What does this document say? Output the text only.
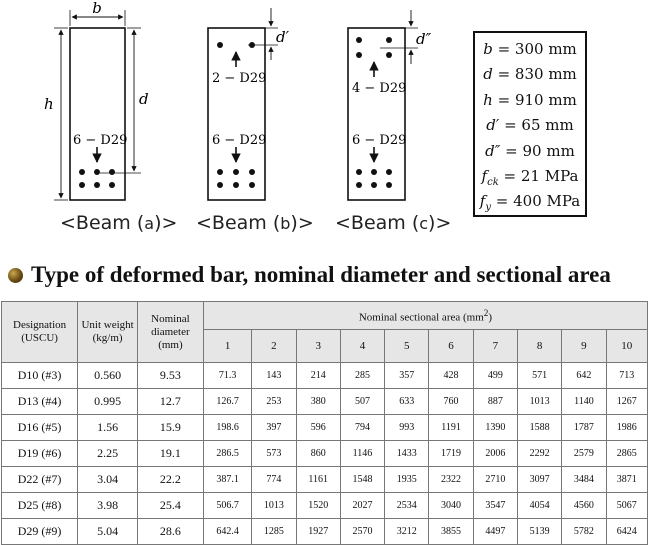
b
h	d
6 − D29
d′
2 − D29
6 − D29
d″
4 − D29
6 − D29
<Beam (a)> <Beam (b)> <Beam (c)>
b = 300 mm
d = 830 mm
h = 910 mm
d′ = 65 mm
d″ = 90 mm
$f_{ck} = 21$ MPa
$f_y = 400$ MPa
Type of deformed bar, nominal diameter and sectional area
Designation (USCU)	Unit weight (kg/m)	Nominal diameter (mm)	Nominal sectional area $(mm^2)$									
			1	2	3	4	5	6	7	8	9	10
D10 (#3)	0.560	9.53	71.3	143	214	285	357	428	499	571	642	713
D13 (#4)	0.995	12.7	126.7	253	380	507	633	760	887	1013	1140	1267
D16 (#5)	1.56	15.9	198.6	397	596	794	993	1191	1390	1588	1787	1986
D19 (#6)	2.25	19.1	286.5	573	860	1146	1433	1719	2006	2292	2579	2865
D22 (#7)	3.04	22.2	387.1	774	1161	1548	1935	2322	2710	3097	3484	3871
D25 (#8)	3.98	25.4	506.7	1013	1520	2027	2534	3040	3547	4054	4560	5067
D29 (#9)	5.04	28.6	642.4	1285	1927	2570	3212	3855	4497	5139	5782	6424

####

From the listing above, copy every line that includes the word "area".

[Finished task]
Type of deformed bar, nominal diameter and sectional area
Designation (USCU)	Unit weight (kg/m)	Nominal diameter (mm)	Nominal sectional area $(mm^2)$									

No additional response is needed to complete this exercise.